┌─ MATERIAL
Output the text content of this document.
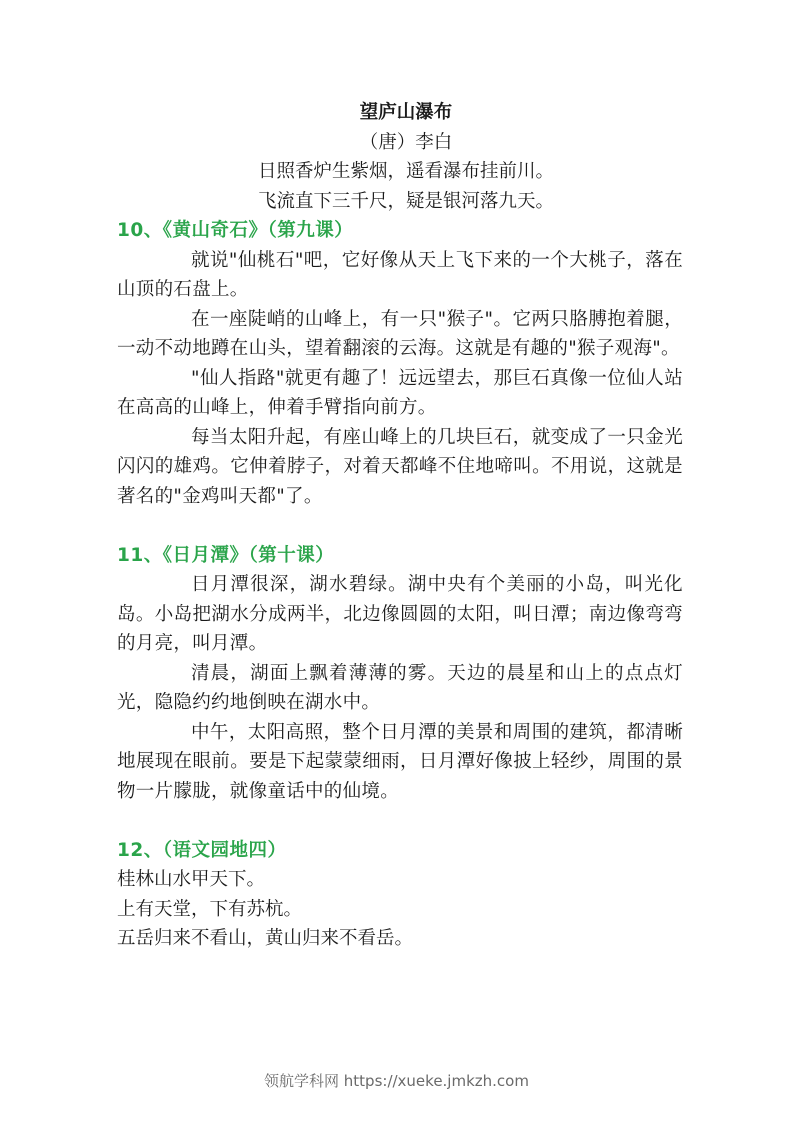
望庐山瀑布
（唐）李白
日照香炉生紫烟，遥看瀑布挂前川。
飞流直下三千尺，疑是银河落九天。
10、《黄山奇石》（第九课）
就说"仙桃石"吧，它好像从天上飞下来的一个大桃子，落在山顶的石盘上。
在一座陡峭的山峰上，有一只"猴子"。它两只胳膊抱着腿，一动不动地蹲在山头，望着翻滚的云海。这就是有趣的"猴子观海"。
"仙人指路"就更有趣了！远远望去，那巨石真像一位仙人站在高高的山峰上，伸着手臂指向前方。
每当太阳升起，有座山峰上的几块巨石，就变成了一只金光闪闪的雄鸡。它伸着脖子，对着天都峰不住地啼叫。不用说，这就是著名的"金鸡叫天都"了。
11、《日月潭》（第十课）
日月潭很深，湖水碧绿。湖中央有个美丽的小岛，叫光化岛。小岛把湖水分成两半，北边像圆圆的太阳，叫日潭；南边像弯弯的月亮，叫月潭。
清晨，湖面上飘着薄薄的雾。天边的晨星和山上的点点灯光，隐隐约约地倒映在湖水中。
中午，太阳高照，整个日月潭的美景和周围的建筑，都清晰地展现在眼前。要是下起蒙蒙细雨，日月潭好像披上轻纱，周围的景物一片朦胧，就像童话中的仙境。
12、（语文园地四）
桂林山水甲天下。
上有天堂，下有苏杭。
五岳归来不看山，黄山归来不看岳。
领航学科网 https://xueke.jmkzh.com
└─
Without including any pictures, print all of the material exactly as given.

# OUTPUT BELOW
Output the text content of this document.
望庐山瀑布
（唐）李白
日照香炉生紫烟，遥看瀑布挂前川。
飞流直下三千尺，疑是银河落九天。
10、《黄山奇石》（第九课）
就说"仙桃石"吧，它好像从天上飞下来的一个大桃子，落在山顶的石盘上。
在一座陡峭的山峰上，有一只"猴子"。它两只胳膊抱着腿，一动不动地蹲在山头，望着翻滚的云海。这就是有趣的"猴子观海"。
"仙人指路"就更有趣了！远远望去，那巨石真像一位仙人站在高高的山峰上，伸着手臂指向前方。
每当太阳升起，有座山峰上的几块巨石，就变成了一只金光闪闪的雄鸡。它伸着脖子，对着天都峰不住地啼叫。不用说，这就是著名的"金鸡叫天都"了。
11、《日月潭》（第十课）
日月潭很深，湖水碧绿。湖中央有个美丽的小岛，叫光化岛。小岛把湖水分成两半，北边像圆圆的太阳，叫日潭；南边像弯弯的月亮，叫月潭。
清晨，湖面上飘着薄薄的雾。天边的晨星和山上的点点灯光，隐隐约约地倒映在湖水中。
中午，太阳高照，整个日月潭的美景和周围的建筑，都清晰地展现在眼前。要是下起蒙蒙细雨，日月潭好像披上轻纱，周围的景物一片朦胧，就像童话中的仙境。
12、（语文园地四）
桂林山水甲天下。
上有天堂，下有苏杭。
五岳归来不看山，黄山归来不看岳。
领航学科网 https://xueke.jmkzh.com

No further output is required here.